**Dataset excerpts:**

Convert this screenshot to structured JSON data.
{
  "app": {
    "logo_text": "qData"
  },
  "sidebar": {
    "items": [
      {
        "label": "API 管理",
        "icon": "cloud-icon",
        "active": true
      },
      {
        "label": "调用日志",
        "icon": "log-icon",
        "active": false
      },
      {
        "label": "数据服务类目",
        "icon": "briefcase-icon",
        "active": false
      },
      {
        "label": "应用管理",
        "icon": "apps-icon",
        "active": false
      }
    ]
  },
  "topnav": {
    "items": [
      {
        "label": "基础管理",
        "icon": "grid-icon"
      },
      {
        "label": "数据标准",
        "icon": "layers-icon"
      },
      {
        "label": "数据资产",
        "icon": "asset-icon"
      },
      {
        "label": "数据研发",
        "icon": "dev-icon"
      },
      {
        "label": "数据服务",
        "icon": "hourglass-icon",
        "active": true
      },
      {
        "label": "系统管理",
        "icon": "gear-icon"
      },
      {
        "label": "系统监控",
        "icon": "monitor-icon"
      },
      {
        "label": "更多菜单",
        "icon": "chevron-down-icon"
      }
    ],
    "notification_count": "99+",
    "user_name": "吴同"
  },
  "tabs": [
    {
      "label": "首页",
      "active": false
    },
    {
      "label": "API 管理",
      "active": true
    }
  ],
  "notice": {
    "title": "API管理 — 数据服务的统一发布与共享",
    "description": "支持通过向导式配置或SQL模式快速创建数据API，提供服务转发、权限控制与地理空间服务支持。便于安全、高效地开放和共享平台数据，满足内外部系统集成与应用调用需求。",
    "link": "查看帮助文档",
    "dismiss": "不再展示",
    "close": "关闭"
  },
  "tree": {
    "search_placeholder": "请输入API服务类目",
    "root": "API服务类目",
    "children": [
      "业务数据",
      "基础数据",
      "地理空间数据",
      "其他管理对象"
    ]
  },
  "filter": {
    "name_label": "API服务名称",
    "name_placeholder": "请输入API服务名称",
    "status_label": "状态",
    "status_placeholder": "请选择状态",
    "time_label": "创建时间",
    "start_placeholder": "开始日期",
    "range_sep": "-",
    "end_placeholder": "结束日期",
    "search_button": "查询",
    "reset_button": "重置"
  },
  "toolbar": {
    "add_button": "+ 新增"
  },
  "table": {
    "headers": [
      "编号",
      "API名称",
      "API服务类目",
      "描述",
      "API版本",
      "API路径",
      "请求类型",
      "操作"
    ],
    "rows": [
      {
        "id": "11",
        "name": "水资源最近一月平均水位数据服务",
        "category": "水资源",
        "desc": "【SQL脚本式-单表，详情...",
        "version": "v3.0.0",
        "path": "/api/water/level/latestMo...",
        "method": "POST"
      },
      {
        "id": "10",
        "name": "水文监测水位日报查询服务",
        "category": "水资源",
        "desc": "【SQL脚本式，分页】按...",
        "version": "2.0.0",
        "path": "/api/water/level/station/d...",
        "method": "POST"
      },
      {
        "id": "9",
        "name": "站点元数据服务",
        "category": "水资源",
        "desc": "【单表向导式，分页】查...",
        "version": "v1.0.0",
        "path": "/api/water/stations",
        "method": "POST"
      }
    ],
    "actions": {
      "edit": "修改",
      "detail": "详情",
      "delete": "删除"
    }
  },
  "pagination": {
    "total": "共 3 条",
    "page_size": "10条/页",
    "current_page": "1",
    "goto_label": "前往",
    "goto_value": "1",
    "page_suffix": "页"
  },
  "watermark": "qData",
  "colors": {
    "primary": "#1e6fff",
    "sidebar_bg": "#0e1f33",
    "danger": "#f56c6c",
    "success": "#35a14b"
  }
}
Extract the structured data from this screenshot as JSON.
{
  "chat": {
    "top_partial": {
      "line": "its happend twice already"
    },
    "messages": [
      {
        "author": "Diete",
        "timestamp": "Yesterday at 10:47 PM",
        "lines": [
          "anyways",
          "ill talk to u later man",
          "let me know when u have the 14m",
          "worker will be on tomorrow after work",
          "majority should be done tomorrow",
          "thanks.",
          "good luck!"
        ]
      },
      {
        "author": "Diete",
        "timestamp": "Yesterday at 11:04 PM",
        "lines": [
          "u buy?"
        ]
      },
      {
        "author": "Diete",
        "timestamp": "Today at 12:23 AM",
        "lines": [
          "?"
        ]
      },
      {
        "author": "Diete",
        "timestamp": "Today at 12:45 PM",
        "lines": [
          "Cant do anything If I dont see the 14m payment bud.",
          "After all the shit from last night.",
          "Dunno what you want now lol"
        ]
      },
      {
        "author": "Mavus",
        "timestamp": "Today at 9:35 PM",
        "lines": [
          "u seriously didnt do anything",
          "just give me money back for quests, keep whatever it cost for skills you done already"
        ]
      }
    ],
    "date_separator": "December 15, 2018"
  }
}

**Instructions for the task:**
Every entry must be retyped in full, exactly as given.

**Answer below:**
Convert this screenshot to structured JSON data.
{
  "app": {
    "logo_text": "qData"
  },
  "sidebar": {
    "items": [
      {
        "label": "API 管理",
        "icon": "cloud-icon",
        "active": true
      },
      {
        "label": "调用日志",
        "icon": "log-icon",
        "active": false
      },
      {
        "label": "数据服务类目",
        "icon": "briefcase-icon",
        "active": false
      },
      {
        "label": "应用管理",
        "icon": "apps-icon",
        "active": false
      }
    ]
  },
  "topnav": {
    "items": [
      {
        "label": "基础管理",
        "icon": "grid-icon"
      },
      {
        "label": "数据标准",
        "icon": "layers-icon"
      },
      {
        "label": "数据资产",
        "icon": "asset-icon"
      },
      {
        "label": "数据研发",
        "icon": "dev-icon"
      },
      {
        "label": "数据服务",
        "icon": "hourglass-icon",
        "active": true
      },
      {
        "label": "系统管理",
        "icon": "gear-icon"
      },
      {
        "label": "系统监控",
        "icon": "monitor-icon"
      },
      {
        "label": "更多菜单",
        "icon": "chevron-down-icon"
      }
    ],
    "notification_count": "99+",
    "user_name": "吴同"
  },
  "tabs": [
    {
      "label": "首页",
      "active": false
    },
    {
      "label": "API 管理",
      "active": true
    }
  ],
  "notice": {
    "title": "API管理 — 数据服务的统一发布与共享",
    "description": "支持通过向导式配置或SQL模式快速创建数据API，提供服务转发、权限控制与地理空间服务支持。便于安全、高效地开放和共享平台数据，满足内外部系统集成与应用调用需求。",
    "link": "查看帮助文档",
    "dismiss": "不再展示",
    "close": "关闭"
  },
  "tree": {
    "search_placeholder": "请输入API服务类目",
    "root": "API服务类目",
    "children": [
      "业务数据",
      "基础数据",
      "地理空间数据",
      "其他管理对象"
    ]
  },
  "filter": {
    "name_label": "API服务名称",
    "name_placeholder": "请输入API服务名称",
    "status_label": "状态",
    "status_placeholder": "请选择状态",
    "time_label": "创建时间",
    "start_placeholder": "开始日期",
    "range_sep": "-",
    "end_placeholder": "结束日期",
    "search_button": "查询",
    "reset_button": "重置"
  },
  "toolbar": {
    "add_button": "+ 新增"
  },
  "table": {
    "headers": [
      "编号",
      "API名称",
      "API服务类目",
      "描述",
      "API版本",
      "API路径",
      "请求类型",
      "操作"
    ],
    "rows": [
      {
        "id": "11",
        "name": "水资源最近一月平均水位数据服务",
        "category": "水资源",
        "desc": "【SQL脚本式-单表，详情...",
        "version": "v3.0.0",
        "path": "/api/water/level/latestMo...",
        "method": "POST"
      },
      {
        "id": "10",
        "name": "水文监测水位日报查询服务",
        "category": "水资源",
        "desc": "【SQL脚本式，分页】按...",
        "version": "2.0.0",
        "path": "/api/water/level/station/d...",
        "method": "POST"
      },
      {
        "id": "9",
        "name": "站点元数据服务",
        "category": "水资源",
        "desc": "【单表向导式，分页】查...",
        "version": "v1.0.0",
        "path": "/api/water/stations",
        "method": "POST"
      }
    ],
    "actions": {
      "edit": "修改",
      "detail": "详情",
      "delete": "删除"
    }
  },
  "pagination": {
    "total": "共 3 条",
    "page_size": "10条/页",
    "current_page": "1",
    "goto_label": "前往",
    "goto_value": "1",
    "page_suffix": "页"
  },
  "watermark": "qData",
  "colors": {
    "primary": "#1e6fff",
    "sidebar_bg": "#0e1f33",
    "danger": "#f56c6c",
    "success": "#35a14b"
  }
}
Extract the structured data from this screenshot as JSON.
{
  "chat": {
    "top_partial": {
      "line": "its happend twice already"
    },
    "messages": [
      {
        "author": "Diete",
        "timestamp": "Yesterday at 10:47 PM",
        "lines": [
          "anyways",
          "ill talk to u later man",
          "let me know when u have the 14m",
          "worker will be on tomorrow after work",
          "majority should be done tomorrow",
          "thanks.",
          "good luck!"
        ]
      },
      {
        "author": "Diete",
        "timestamp": "Yesterday at 11:04 PM",
        "lines": [
          "u buy?"
        ]
      },
      {
        "author": "Diete",
        "timestamp": "Today at 12:23 AM",
        "lines": [
          "?"
        ]
      },
      {
        "author": "Diete",
        "timestamp": "Today at 12:45 PM",
        "lines": [
          "Cant do anything If I dont see the 14m payment bud.",
          "After all the shit from last night.",
          "Dunno what you want now lol"
        ]
      },
      {
        "author": "Mavus",
        "timestamp": "Today at 9:35 PM",
        "lines": [
          "u seriously didnt do anything",
          "just give me money back for quests, keep whatever it cost for skills you done already"
        ]
      }
    ],
    "date_separator": "December 15, 2018"
  }
}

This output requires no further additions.